**Challenge:** Copy the rows word for word, from the start of the rows through the line that contains "1030, 1085, 1048]", with both ends included.

**Source records:**
"""
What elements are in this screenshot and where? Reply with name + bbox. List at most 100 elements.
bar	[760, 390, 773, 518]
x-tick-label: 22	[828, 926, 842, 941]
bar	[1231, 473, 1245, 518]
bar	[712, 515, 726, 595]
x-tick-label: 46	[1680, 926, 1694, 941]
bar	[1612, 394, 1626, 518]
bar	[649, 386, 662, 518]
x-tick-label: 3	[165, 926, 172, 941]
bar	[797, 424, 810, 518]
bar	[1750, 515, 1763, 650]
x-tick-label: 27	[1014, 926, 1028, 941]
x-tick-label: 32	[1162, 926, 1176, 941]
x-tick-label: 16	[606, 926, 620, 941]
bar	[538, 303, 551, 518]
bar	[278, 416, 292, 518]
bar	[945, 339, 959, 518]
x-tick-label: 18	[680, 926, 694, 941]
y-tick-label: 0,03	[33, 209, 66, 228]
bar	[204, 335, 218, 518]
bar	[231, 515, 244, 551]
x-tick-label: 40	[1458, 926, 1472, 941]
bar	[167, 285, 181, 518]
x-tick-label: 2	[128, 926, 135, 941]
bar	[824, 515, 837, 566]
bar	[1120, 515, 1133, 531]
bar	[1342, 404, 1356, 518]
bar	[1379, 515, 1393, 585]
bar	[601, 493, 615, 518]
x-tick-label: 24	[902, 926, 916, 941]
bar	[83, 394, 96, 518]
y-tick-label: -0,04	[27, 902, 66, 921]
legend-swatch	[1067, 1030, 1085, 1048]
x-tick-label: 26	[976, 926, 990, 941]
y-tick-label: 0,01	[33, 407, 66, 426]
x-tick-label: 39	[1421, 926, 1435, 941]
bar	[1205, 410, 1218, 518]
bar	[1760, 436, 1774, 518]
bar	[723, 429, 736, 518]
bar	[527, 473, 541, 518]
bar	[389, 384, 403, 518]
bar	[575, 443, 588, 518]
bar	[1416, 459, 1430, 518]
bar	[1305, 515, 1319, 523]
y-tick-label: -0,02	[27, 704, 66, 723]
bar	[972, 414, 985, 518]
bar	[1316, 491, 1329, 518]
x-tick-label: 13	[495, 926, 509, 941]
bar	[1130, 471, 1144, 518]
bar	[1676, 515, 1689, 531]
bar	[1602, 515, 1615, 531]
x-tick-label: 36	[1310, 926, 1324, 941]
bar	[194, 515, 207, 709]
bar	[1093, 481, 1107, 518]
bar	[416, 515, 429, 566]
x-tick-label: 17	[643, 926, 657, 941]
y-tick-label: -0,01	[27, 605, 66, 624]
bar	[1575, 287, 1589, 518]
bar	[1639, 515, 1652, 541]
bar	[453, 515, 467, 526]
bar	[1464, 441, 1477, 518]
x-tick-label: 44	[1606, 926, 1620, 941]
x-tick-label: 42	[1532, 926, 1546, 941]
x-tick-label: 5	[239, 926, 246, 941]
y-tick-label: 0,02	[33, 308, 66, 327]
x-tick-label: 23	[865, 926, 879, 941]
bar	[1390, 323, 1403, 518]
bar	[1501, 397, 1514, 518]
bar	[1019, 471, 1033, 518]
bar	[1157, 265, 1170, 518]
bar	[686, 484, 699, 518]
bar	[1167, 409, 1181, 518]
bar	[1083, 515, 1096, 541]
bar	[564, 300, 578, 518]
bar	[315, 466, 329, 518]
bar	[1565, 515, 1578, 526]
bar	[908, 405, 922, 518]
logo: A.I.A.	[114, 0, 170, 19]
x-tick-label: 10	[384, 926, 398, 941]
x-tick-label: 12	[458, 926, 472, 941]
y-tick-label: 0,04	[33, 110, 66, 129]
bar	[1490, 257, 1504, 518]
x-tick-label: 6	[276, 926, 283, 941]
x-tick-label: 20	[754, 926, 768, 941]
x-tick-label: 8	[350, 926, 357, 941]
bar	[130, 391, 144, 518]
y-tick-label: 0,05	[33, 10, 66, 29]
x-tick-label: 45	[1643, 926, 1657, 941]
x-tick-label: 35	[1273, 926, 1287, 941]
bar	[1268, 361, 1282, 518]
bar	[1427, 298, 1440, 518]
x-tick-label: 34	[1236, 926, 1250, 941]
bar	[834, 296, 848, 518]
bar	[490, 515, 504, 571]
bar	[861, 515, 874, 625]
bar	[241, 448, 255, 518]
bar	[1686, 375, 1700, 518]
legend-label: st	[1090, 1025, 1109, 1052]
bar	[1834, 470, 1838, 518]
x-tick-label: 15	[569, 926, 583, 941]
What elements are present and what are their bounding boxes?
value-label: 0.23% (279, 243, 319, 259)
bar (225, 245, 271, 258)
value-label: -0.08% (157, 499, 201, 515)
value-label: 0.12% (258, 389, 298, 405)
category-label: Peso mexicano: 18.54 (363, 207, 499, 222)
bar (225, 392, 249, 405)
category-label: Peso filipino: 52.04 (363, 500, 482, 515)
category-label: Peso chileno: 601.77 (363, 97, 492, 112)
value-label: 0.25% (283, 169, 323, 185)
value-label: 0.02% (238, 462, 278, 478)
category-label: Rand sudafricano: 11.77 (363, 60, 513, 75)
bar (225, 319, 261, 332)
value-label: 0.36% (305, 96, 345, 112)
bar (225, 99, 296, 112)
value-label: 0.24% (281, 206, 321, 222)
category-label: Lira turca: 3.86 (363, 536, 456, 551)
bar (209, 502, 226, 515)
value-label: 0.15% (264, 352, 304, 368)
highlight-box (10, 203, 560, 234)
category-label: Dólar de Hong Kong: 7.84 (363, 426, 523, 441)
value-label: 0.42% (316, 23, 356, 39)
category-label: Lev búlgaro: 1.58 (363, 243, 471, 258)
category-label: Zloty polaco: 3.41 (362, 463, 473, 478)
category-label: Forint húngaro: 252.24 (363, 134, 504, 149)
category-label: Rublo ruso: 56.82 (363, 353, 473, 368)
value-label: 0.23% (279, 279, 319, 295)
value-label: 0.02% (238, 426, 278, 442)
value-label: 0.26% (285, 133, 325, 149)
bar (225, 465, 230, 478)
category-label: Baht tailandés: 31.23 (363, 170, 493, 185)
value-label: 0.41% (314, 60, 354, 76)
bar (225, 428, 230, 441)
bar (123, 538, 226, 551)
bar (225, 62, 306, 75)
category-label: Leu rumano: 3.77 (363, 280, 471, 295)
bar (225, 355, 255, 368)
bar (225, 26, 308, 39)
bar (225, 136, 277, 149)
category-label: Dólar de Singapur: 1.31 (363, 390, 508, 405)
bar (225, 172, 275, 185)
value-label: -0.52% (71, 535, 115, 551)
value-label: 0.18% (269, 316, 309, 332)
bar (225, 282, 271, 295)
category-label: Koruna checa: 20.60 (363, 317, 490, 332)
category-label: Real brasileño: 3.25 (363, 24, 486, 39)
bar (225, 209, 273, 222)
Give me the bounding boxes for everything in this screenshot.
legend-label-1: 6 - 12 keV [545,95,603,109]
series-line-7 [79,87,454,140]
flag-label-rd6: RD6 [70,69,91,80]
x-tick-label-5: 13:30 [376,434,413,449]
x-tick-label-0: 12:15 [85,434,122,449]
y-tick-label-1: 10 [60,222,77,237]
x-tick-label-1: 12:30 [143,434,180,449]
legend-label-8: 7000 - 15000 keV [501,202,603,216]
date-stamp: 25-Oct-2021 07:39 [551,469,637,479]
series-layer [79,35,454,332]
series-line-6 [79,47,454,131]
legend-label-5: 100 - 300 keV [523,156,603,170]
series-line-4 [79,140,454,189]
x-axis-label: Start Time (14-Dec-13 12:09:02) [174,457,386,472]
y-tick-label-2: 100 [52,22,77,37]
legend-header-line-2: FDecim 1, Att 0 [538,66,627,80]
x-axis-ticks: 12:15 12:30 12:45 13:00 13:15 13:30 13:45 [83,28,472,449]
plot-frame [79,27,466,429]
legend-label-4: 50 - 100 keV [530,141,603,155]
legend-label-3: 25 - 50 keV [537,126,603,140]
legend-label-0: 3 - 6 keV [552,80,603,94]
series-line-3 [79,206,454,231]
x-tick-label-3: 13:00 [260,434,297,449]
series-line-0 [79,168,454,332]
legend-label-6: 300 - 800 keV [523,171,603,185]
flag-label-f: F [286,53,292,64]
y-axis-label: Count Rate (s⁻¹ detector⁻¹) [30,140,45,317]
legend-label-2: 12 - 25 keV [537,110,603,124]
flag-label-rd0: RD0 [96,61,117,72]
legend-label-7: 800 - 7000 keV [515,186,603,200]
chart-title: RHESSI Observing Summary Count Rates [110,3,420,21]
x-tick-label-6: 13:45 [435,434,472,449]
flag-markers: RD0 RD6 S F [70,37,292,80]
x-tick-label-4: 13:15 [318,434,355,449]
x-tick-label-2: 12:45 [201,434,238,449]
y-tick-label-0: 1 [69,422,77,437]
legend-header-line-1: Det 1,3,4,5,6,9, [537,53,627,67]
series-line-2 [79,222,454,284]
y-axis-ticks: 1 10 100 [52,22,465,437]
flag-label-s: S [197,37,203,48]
"""
**Full solution:**
What elements are in this screenshot and where? Reply with name + bbox. List at most 100 elements.
bar	[760, 390, 773, 518]
x-tick-label: 22	[828, 926, 842, 941]
bar	[1231, 473, 1245, 518]
bar	[712, 515, 726, 595]
x-tick-label: 46	[1680, 926, 1694, 941]
bar	[1612, 394, 1626, 518]
bar	[649, 386, 662, 518]
x-tick-label: 3	[165, 926, 172, 941]
bar	[797, 424, 810, 518]
bar	[1750, 515, 1763, 650]
x-tick-label: 27	[1014, 926, 1028, 941]
x-tick-label: 32	[1162, 926, 1176, 941]
x-tick-label: 16	[606, 926, 620, 941]
bar	[538, 303, 551, 518]
bar	[278, 416, 292, 518]
bar	[945, 339, 959, 518]
x-tick-label: 18	[680, 926, 694, 941]
y-tick-label: 0,03	[33, 209, 66, 228]
bar	[204, 335, 218, 518]
bar	[231, 515, 244, 551]
x-tick-label: 40	[1458, 926, 1472, 941]
bar	[167, 285, 181, 518]
x-tick-label: 2	[128, 926, 135, 941]
bar	[824, 515, 837, 566]
bar	[1120, 515, 1133, 531]
bar	[1342, 404, 1356, 518]
bar	[1379, 515, 1393, 585]
bar	[601, 493, 615, 518]
x-tick-label: 24	[902, 926, 916, 941]
bar	[83, 394, 96, 518]
y-tick-label: -0,04	[27, 902, 66, 921]
legend-swatch	[1067, 1030, 1085, 1048]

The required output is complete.